##### EXTRACTED INFORMATION #####
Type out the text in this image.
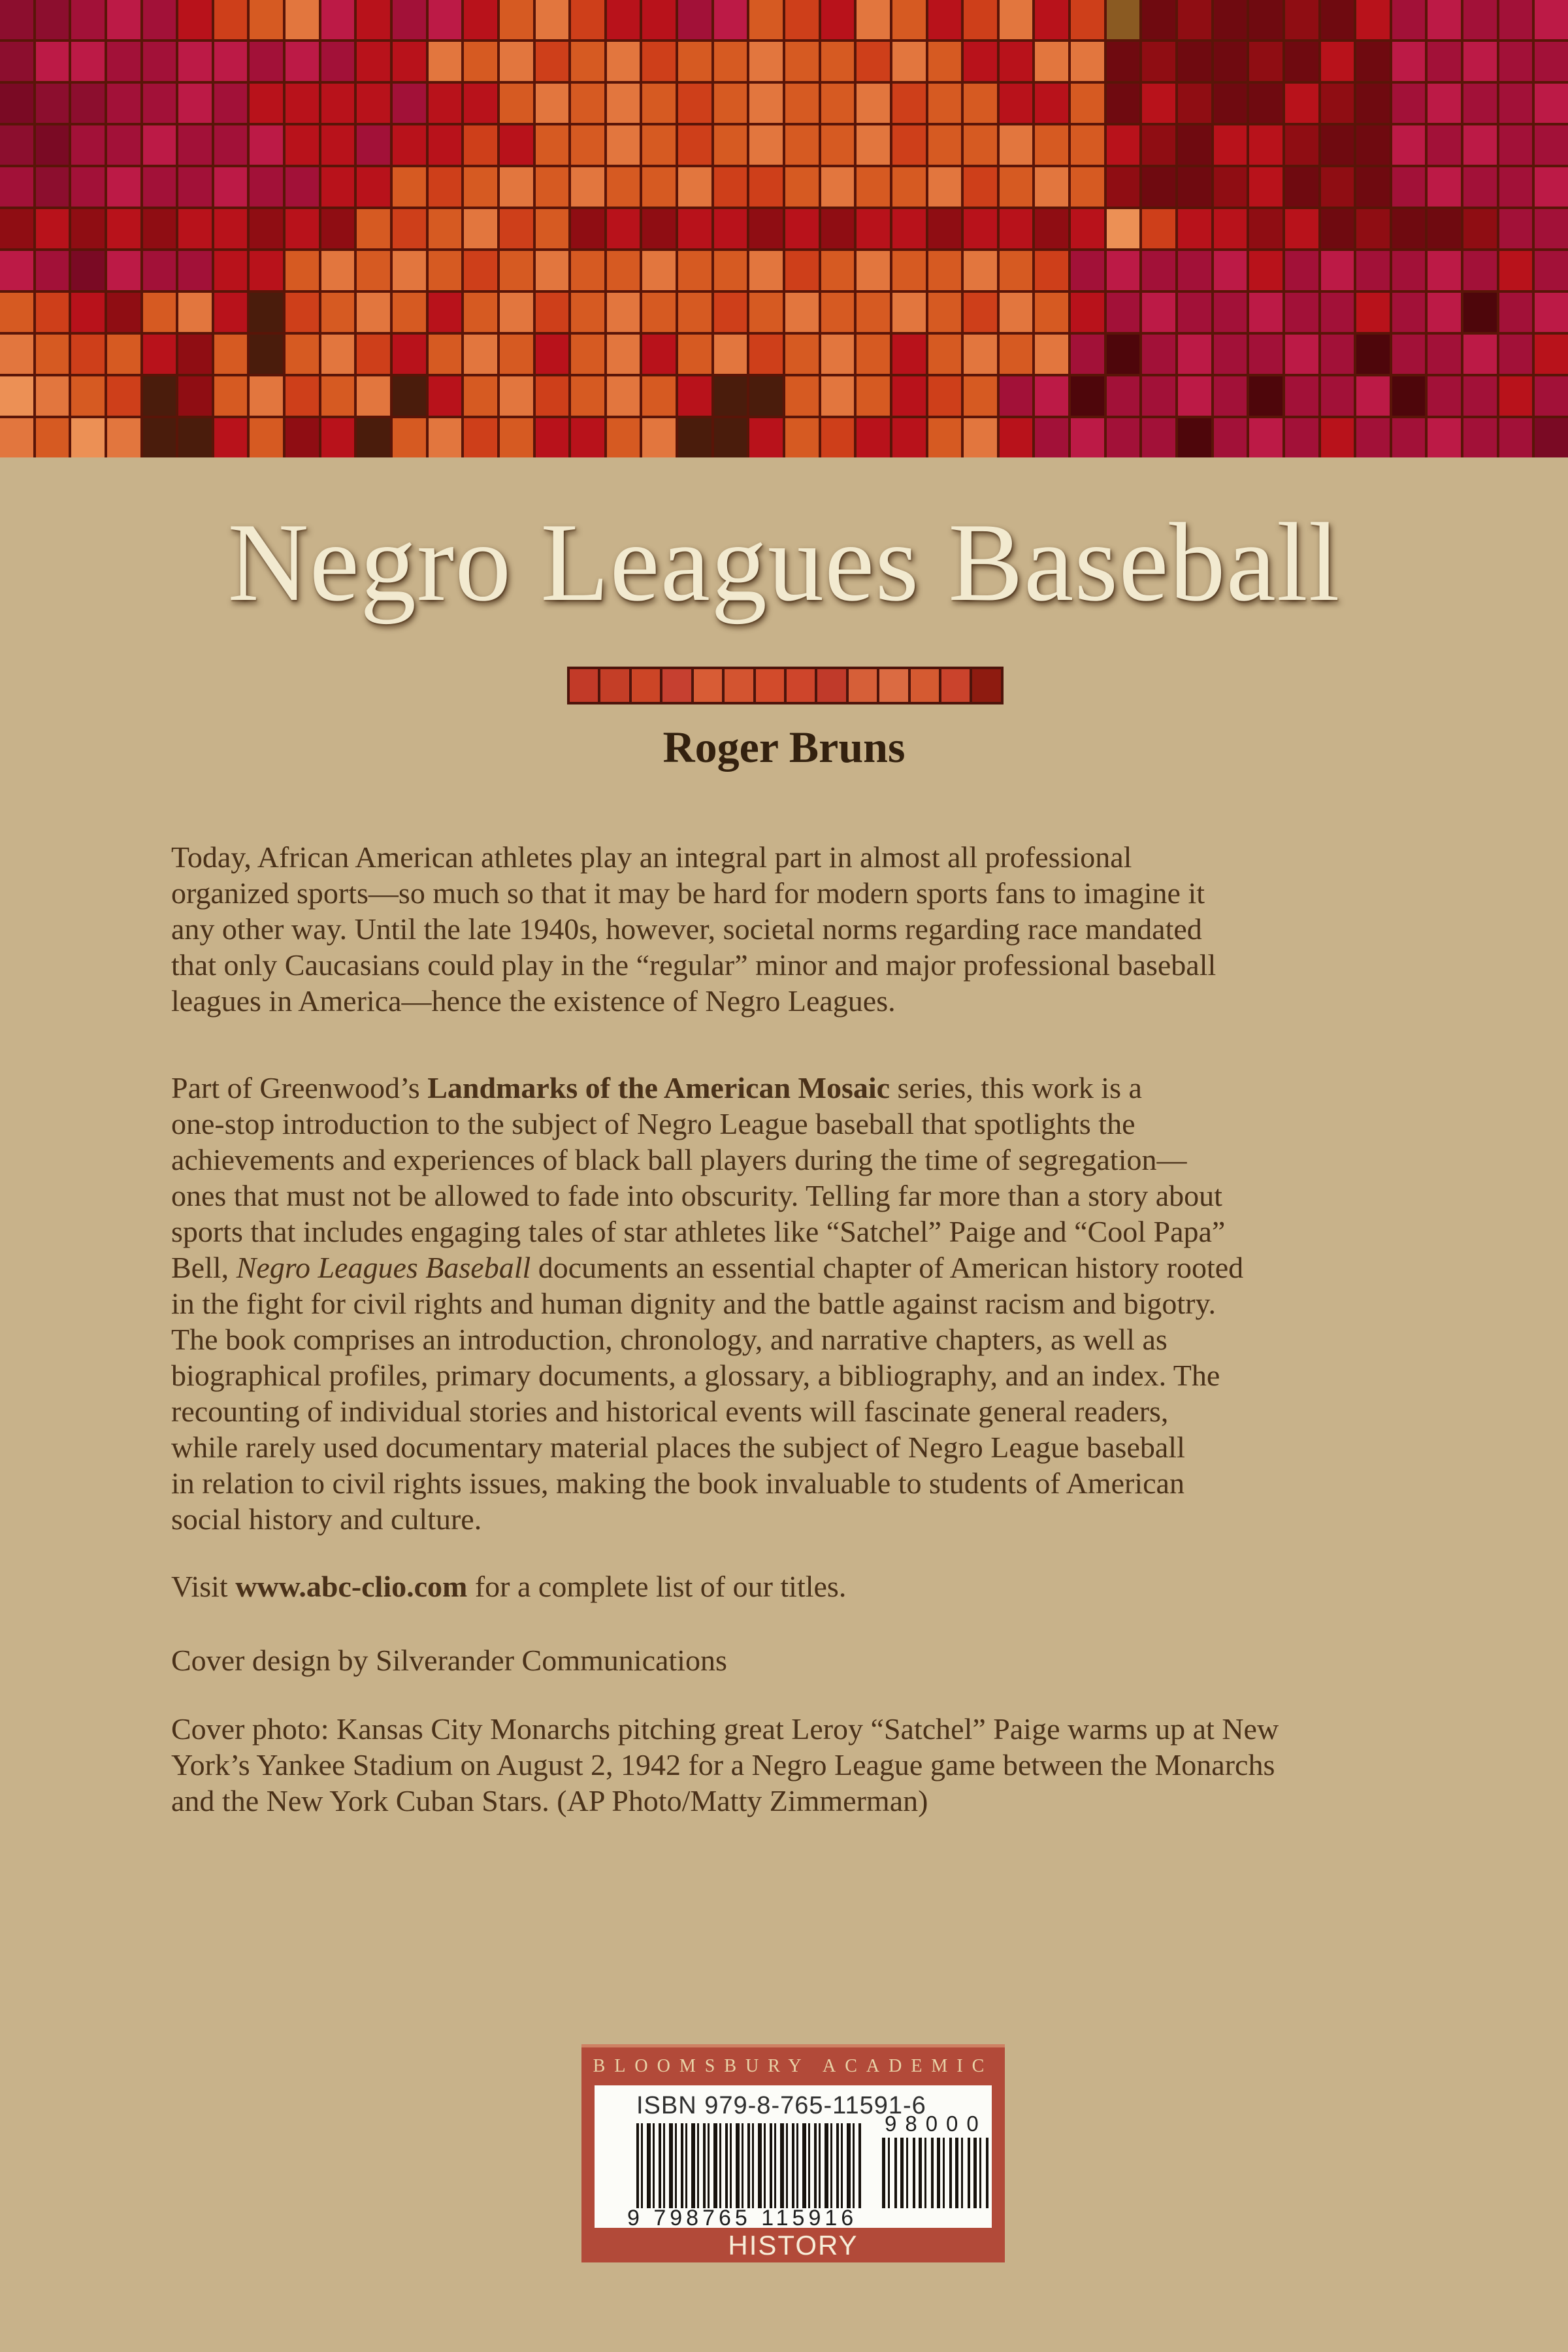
Negro Leagues Baseball
Roger Bruns
Today, African American athletes play an integral part in almost all professional
organized sports—so much so that it may be hard for modern sports fans to imagine it
any other way. Until the late 1940s, however, societal norms regarding race mandated
that only Caucasians could play in the “regular” minor and major professional baseball
leagues in America—hence the existence of Negro Leagues.
Part of Greenwood’s Landmarks of the American Mosaic series, this work is a
one-stop introduction to the subject of Negro League baseball that spotlights the
achievements and experiences of black ball players during the time of segregation—
ones that must not be allowed to fade into obscurity. Telling far more than a story about
sports that includes engaging tales of star athletes like “Satchel” Paige and “Cool Papa”
Bell, Negro Leagues Baseball documents an essential chapter of American history rooted
in the fight for civil rights and human dignity and the battle against racism and bigotry.
The book comprises an introduction, chronology, and narrative chapters, as well as
biographical profiles, primary documents, a glossary, a bibliography, and an index. The
recounting of individual stories and historical events will fascinate general readers,
while rarely used documentary material places the subject of Negro League baseball
in relation to civil rights issues, making the book invaluable to students of American
social history and culture.
Visit www.abc-clio.com for a complete list of our titles.
Cover design by Silverander Communications
Cover photo: Kansas City Monarchs pitching great Leroy “Satchel” Paige warms up at New
York’s Yankee Stadium on August 2, 1942 for a Negro League game between the Monarchs
and the New York Cuban Stars. (AP Photo/Matty Zimmerman)
BLOOMSBURY ACADEMIC
ISBN 979-8-765-11591-6
9 798765 115916
98000
HISTORY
#####
SHORT TASK
Give the entries again word for word, but skip the pictures.

FINAL RESULT
Type out the text in this image.
Negro Leagues Baseball
Roger Bruns
Today, African American athletes play an integral part in almost all professional
organized sports—so much so that it may be hard for modern sports fans to imagine it
any other way. Until the late 1940s, however, societal norms regarding race mandated
that only Caucasians could play in the “regular” minor and major professional baseball
leagues in America—hence the existence of Negro Leagues.
Part of Greenwood’s Landmarks of the American Mosaic series, this work is a
one-stop introduction to the subject of Negro League baseball that spotlights the
achievements and experiences of black ball players during the time of segregation—
ones that must not be allowed to fade into obscurity. Telling far more than a story about
sports that includes engaging tales of star athletes like “Satchel” Paige and “Cool Papa”
Bell, Negro Leagues Baseball documents an essential chapter of American history rooted
in the fight for civil rights and human dignity and the battle against racism and bigotry.
The book comprises an introduction, chronology, and narrative chapters, as well as
biographical profiles, primary documents, a glossary, a bibliography, and an index. The
recounting of individual stories and historical events will fascinate general readers,
while rarely used documentary material places the subject of Negro League baseball
in relation to civil rights issues, making the book invaluable to students of American
social history and culture.
Visit www.abc-clio.com for a complete list of our titles.
Cover design by Silverander Communications
Cover photo: Kansas City Monarchs pitching great Leroy “Satchel” Paige warms up at New
York’s Yankee Stadium on August 2, 1942 for a Negro League game between the Monarchs
and the New York Cuban Stars. (AP Photo/Matty Zimmerman)
BLOOMSBURY ACADEMIC
ISBN 979-8-765-11591-6
9 798765 115916
98000
HISTORY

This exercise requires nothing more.